## Start Records supplied
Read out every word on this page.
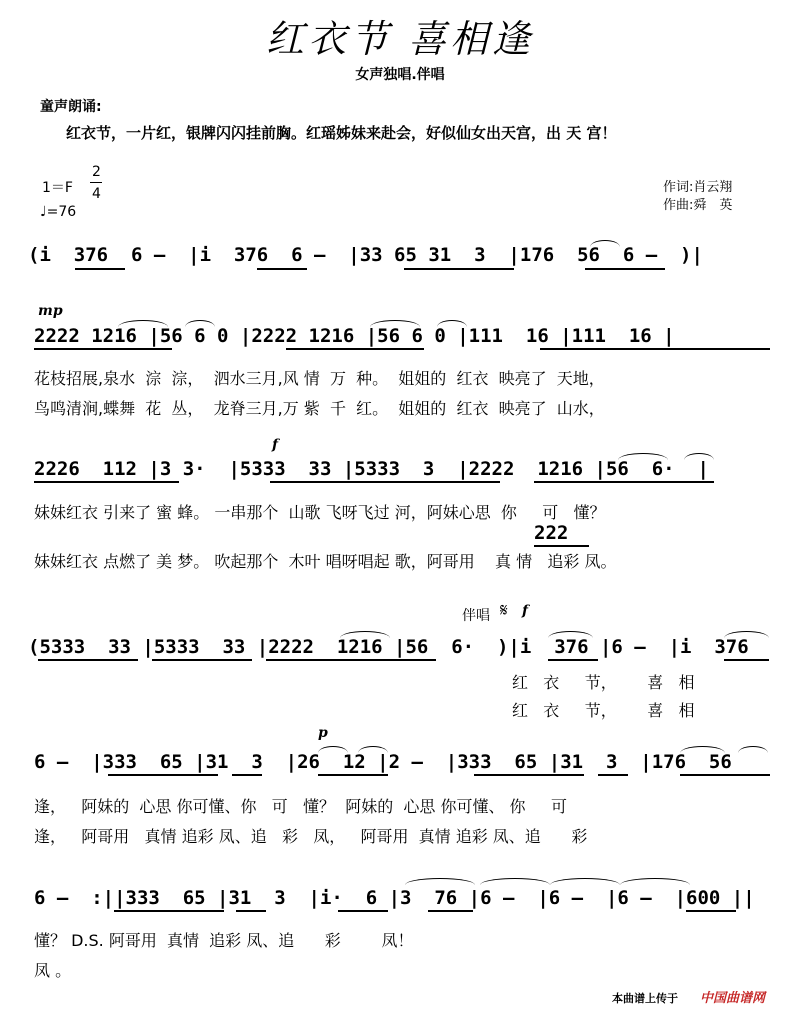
红衣节 喜相逢
女声独唱.伴唱
童声朗诵:
红衣节，一片红，银牌闪闪挂前胸。红瑶姊妹来赴会，好似仙女出天宫，出 天 宫！
1＝F
2
4
♩=76
作词:肖云翔
作曲:舜　英
(i  376  6 –  |i  376  6 –  |33 65 31  3  |176  56  6 –  )|
mp
2222 1216 |56 6 0 |2222 1216 |56 6 0 |111  16 |111  16 |
花枝招展,泉水  淙  淙，  泗水三月,风 情  万  种。  姐姐的  红衣  映亮了  天地，
鸟鸣清涧,蝶舞  花  丛，  龙脊三月,万 紫  千  红。  姐姐的  红衣  映亮了  山水，
f
2226  112 |3 3·  |5333  33 |5333  3  |2222  1216 |56  6·  |
妹妹红衣 引来了 蜜 蜂。 一串那个  山歌 飞呀飞过 河，阿妹心思  你     可   懂？
222
妹妹红衣 点燃了 美 梦。 吹起那个  木叶 唱呀唱起 歌，阿哥用    真 情   追彩 凤。
伴唱 f
𝄋
(5333  33 |5333  33 |2222  1216 |56  6·  )|i  376 |6 –  |i  376
红   衣     节，      喜   相
红   衣     节，      喜   相
p
6 –  |333  65 |31  3  |26  12 |2 –  |333  65 |31  3  |176  56
逢，   阿妹的  心思 你可懂、你   可   懂？  阿妹的  心思 你可懂、 你     可
逢，   阿哥用   真情 追彩 凤、追   彩   凤，   阿哥用  真情 追彩 凤、追      彩
6 –  :||333  65 |31  3  |i·  6 |3  76 |6 –  |6 –  |6 –  |600 ||
懂？ D.S. 阿哥用  真情  追彩 凤、追      彩        凤！
凤 。
本曲谱上传于 中国曲谱网
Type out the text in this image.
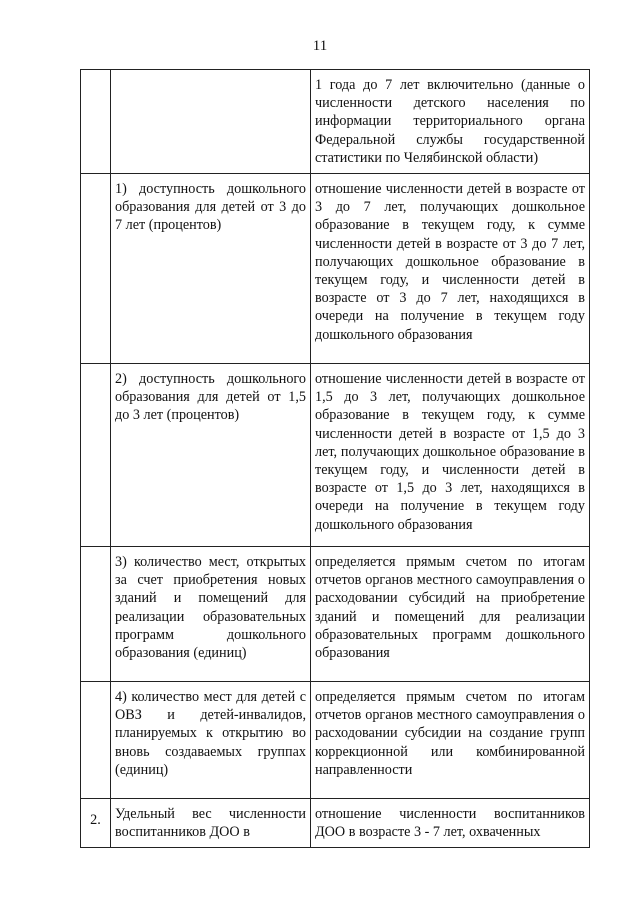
11
		1 года до 7 лет включительно (данные о численности детского населения по информации территориального органа Федеральной службы государственной статистики по Челябинской области)
	1) доступность дошкольного образования для детей от 3 до 7 лет (процентов)	отношение численности детей в возрасте от 3 до 7 лет, получающих дошкольное образование в текущем году, к сумме численности детей в возрасте от 3 до 7 лет, получающих дошкольное образование в текущем году, и численности детей в возрасте от 3 до 7 лет, находящихся в очереди на получение в текущем году дошкольного образования
	2) доступность дошкольного образования для детей от 1,5 до 3 лет (процентов)	отношение численности детей в возрасте от 1,5 до 3 лет, получающих дошкольное образование в текущем году, к сумме численности детей в возрасте от 1,5 до 3 лет, получающих дошкольное образование в текущем году, и численности детей в возрасте от 1,5 до 3 лет, находящихся в очереди на получение в текущем году дошкольного образования
	3) количество мест, открытых за счет приобретения новых зданий и помещений для реализации образовательных программ дошкольного образования (единиц)	определяется прямым счетом по итогам отчетов органов местного самоуправления о расходовании субсидий на приобретение зданий и помещений для реализации образовательных программ дошкольного образования
	4) количество мест для детей с ОВЗ и детей-инвалидов, планируемых к открытию во вновь создаваемых группах (единиц)	определяется прямым счетом по итогам отчетов органов местного самоуправления о расходовании субсидии на создание групп коррекционной или комбинированной направленности
2.	Удельный вес численности воспитанников ДОО в	отношение численности воспитанников ДОО в возрасте 3 - 7 лет, охваченных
## End Records supplied
▸ Exercise goal: Your copy should repeat each entry above exactly but contain no pictures.

▸ Written reply:
Read out every word on this page.
红衣节 喜相逢
女声独唱.伴唱
童声朗诵:
红衣节，一片红，银牌闪闪挂前胸。红瑶姊妹来赴会，好似仙女出天宫，出 天 宫！
1＝F
2
4
♩=76
作词:肖云翔
作曲:舜　英
(i  376  6 –  |i  376  6 –  |33 65 31  3  |176  56  6 –  )|
mp
2222 1216 |56 6 0 |2222 1216 |56 6 0 |111  16 |111  16 |
花枝招展,泉水  淙  淙，  泗水三月,风 情  万  种。  姐姐的  红衣  映亮了  天地，
鸟鸣清涧,蝶舞  花  丛，  龙脊三月,万 紫  千  红。  姐姐的  红衣  映亮了  山水，
f
2226  112 |3 3·  |5333  33 |5333  3  |2222  1216 |56  6·  |
妹妹红衣 引来了 蜜 蜂。 一串那个  山歌 飞呀飞过 河，阿妹心思  你     可   懂？
222
妹妹红衣 点燃了 美 梦。 吹起那个  木叶 唱呀唱起 歌，阿哥用    真 情   追彩 凤。
伴唱 f
𝄋
(5333  33 |5333  33 |2222  1216 |56  6·  )|i  376 |6 –  |i  376
红   衣     节，      喜   相
红   衣     节，      喜   相
p
6 –  |333  65 |31  3  |26  12 |2 –  |333  65 |31  3  |176  56
逢，   阿妹的  心思 你可懂、你   可   懂？  阿妹的  心思 你可懂、 你     可
逢，   阿哥用   真情 追彩 凤、追   彩   凤，   阿哥用  真情 追彩 凤、追      彩
6 –  :||333  65 |31  3  |i·  6 |3  76 |6 –  |6 –  |6 –  |600 ||
懂？ D.S. 阿哥用  真情  追彩 凤、追      彩        凤！
凤 。
本曲谱上传于 中国曲谱网
Type out the text in this image.
11
		1 года до 7 лет включительно (данные о численности детского населения по информации территориального органа Федеральной службы государственной статистики по Челябинской области)
	1) доступность дошкольного образования для детей от 3 до 7 лет (процентов)	отношение численности детей в возрасте от 3 до 7 лет, получающих дошкольное образование в текущем году, к сумме численности детей в возрасте от 3 до 7 лет, получающих дошкольное образование в текущем году, и численности детей в возрасте от 3 до 7 лет, находящихся в очереди на получение в текущем году дошкольного образования
	2) доступность дошкольного образования для детей от 1,5 до 3 лет (процентов)	отношение численности детей в возрасте от 1,5 до 3 лет, получающих дошкольное образование в текущем году, к сумме численности детей в возрасте от 1,5 до 3 лет, получающих дошкольное образование в текущем году, и численности детей в возрасте от 1,5 до 3 лет, находящихся в очереди на получение в текущем году дошкольного образования
	3) количество мест, открытых за счет приобретения новых зданий и помещений для реализации образовательных программ дошкольного образования (единиц)	определяется прямым счетом по итогам отчетов органов местного самоуправления о расходовании субсидий на приобретение зданий и помещений для реализации образовательных программ дошкольного образования
	4) количество мест для детей с ОВЗ и детей-инвалидов, планируемых к открытию во вновь создаваемых группах (единиц)	определяется прямым счетом по итогам отчетов органов местного самоуправления о расходовании субсидии на создание групп коррекционной или комбинированной направленности
2.	Удельный вес численности воспитанников ДОО в	отношение численности воспитанников ДОО в возрасте 3 - 7 лет, охваченных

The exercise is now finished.